▶ **What needs to be done**:
Sift the material for lines containing "arrow", and return them.

--- begin Listing ---

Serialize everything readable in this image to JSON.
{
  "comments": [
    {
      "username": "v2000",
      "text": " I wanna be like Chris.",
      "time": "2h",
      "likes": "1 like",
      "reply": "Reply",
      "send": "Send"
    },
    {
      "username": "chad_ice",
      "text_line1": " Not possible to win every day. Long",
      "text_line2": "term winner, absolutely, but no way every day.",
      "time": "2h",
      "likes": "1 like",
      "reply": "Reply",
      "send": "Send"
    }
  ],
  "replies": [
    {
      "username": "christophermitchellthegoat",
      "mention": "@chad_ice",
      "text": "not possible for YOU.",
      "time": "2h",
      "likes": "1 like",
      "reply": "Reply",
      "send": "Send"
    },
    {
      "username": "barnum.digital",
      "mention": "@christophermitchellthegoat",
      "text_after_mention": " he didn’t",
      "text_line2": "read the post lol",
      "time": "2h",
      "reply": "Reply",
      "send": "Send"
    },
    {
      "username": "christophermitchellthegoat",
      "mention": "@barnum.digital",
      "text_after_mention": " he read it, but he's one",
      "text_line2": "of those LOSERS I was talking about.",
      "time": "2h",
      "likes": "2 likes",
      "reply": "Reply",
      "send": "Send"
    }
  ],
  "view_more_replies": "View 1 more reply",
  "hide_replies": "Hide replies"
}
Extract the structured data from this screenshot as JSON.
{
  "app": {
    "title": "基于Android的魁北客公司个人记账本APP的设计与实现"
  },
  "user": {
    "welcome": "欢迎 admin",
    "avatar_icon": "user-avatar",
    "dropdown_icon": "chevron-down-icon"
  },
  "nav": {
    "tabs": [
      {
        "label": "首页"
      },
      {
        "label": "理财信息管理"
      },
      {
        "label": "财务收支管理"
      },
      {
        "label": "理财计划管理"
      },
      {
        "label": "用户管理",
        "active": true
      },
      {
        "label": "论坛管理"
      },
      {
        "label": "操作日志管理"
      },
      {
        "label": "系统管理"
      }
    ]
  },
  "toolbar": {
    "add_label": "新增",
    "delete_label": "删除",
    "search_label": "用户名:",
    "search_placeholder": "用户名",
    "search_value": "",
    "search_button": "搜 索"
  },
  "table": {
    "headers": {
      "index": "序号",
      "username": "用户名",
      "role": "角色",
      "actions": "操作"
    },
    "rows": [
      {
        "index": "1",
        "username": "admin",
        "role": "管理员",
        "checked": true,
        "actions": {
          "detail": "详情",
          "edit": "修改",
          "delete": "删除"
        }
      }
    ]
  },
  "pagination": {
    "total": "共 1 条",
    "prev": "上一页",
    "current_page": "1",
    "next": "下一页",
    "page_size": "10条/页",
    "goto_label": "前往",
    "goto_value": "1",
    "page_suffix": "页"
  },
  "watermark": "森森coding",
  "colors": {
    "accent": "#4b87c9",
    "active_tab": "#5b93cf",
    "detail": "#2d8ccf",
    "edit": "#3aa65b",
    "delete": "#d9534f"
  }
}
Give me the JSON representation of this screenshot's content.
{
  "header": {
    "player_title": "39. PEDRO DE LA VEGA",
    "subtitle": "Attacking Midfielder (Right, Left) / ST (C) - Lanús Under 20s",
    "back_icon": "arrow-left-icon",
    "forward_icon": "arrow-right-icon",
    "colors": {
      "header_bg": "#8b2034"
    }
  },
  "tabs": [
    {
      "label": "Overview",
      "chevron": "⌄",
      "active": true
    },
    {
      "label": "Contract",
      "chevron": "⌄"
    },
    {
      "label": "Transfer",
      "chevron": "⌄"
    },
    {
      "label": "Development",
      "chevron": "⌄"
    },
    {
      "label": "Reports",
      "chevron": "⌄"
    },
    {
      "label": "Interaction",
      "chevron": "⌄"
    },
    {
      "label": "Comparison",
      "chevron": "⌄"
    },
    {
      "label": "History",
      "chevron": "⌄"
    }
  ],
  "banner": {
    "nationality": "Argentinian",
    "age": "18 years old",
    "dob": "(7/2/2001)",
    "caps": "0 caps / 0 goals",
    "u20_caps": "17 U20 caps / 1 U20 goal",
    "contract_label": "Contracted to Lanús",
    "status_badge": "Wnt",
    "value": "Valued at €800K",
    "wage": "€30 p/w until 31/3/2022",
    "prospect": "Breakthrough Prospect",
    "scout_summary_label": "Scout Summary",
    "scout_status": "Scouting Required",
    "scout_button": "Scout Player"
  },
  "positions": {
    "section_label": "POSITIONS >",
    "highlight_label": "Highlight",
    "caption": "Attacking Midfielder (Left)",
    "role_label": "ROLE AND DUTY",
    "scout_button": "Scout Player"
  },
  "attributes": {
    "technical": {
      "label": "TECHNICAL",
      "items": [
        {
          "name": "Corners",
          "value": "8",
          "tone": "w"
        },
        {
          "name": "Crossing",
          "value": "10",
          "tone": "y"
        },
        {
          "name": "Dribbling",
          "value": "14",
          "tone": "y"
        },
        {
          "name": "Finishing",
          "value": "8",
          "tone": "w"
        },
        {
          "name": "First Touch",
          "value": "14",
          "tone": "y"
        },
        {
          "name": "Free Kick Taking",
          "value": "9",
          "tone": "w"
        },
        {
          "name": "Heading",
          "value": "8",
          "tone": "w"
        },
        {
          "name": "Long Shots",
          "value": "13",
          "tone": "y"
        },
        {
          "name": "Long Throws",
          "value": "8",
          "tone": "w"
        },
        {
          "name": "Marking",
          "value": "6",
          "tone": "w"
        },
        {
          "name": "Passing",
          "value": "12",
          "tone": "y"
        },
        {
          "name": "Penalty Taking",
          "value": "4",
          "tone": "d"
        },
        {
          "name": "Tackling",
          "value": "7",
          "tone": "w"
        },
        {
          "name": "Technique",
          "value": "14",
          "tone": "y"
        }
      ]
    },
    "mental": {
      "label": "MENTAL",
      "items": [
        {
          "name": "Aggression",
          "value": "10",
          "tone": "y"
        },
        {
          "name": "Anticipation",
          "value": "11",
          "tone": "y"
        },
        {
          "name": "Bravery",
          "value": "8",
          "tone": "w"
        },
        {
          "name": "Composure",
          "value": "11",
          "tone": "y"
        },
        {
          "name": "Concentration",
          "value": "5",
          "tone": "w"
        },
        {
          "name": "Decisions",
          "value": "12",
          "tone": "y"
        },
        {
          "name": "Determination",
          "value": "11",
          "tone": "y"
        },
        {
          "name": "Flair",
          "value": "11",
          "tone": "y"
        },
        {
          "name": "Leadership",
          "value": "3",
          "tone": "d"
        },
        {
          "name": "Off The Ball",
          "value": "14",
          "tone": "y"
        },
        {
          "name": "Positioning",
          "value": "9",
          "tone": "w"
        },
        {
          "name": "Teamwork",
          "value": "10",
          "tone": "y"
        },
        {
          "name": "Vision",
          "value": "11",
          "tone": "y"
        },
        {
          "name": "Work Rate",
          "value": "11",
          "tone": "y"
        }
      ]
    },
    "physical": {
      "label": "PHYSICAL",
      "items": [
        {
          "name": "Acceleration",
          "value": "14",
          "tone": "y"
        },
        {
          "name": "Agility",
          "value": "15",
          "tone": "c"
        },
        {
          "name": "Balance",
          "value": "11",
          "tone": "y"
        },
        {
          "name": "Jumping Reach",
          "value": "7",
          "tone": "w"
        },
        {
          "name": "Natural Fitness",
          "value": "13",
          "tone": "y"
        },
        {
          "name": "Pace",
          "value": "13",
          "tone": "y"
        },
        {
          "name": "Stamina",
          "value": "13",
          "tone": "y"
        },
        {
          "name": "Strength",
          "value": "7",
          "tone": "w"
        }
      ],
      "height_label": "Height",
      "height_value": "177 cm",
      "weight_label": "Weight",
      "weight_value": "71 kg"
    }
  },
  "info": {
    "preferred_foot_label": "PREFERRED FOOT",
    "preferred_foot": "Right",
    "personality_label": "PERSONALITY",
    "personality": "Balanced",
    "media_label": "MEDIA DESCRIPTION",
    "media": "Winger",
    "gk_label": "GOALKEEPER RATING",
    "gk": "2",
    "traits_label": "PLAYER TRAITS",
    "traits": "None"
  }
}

--- end Listing ---

▶ **Task output**:
    "back_icon": "arrow-left-icon",
    "forward_icon": "arrow-right-icon",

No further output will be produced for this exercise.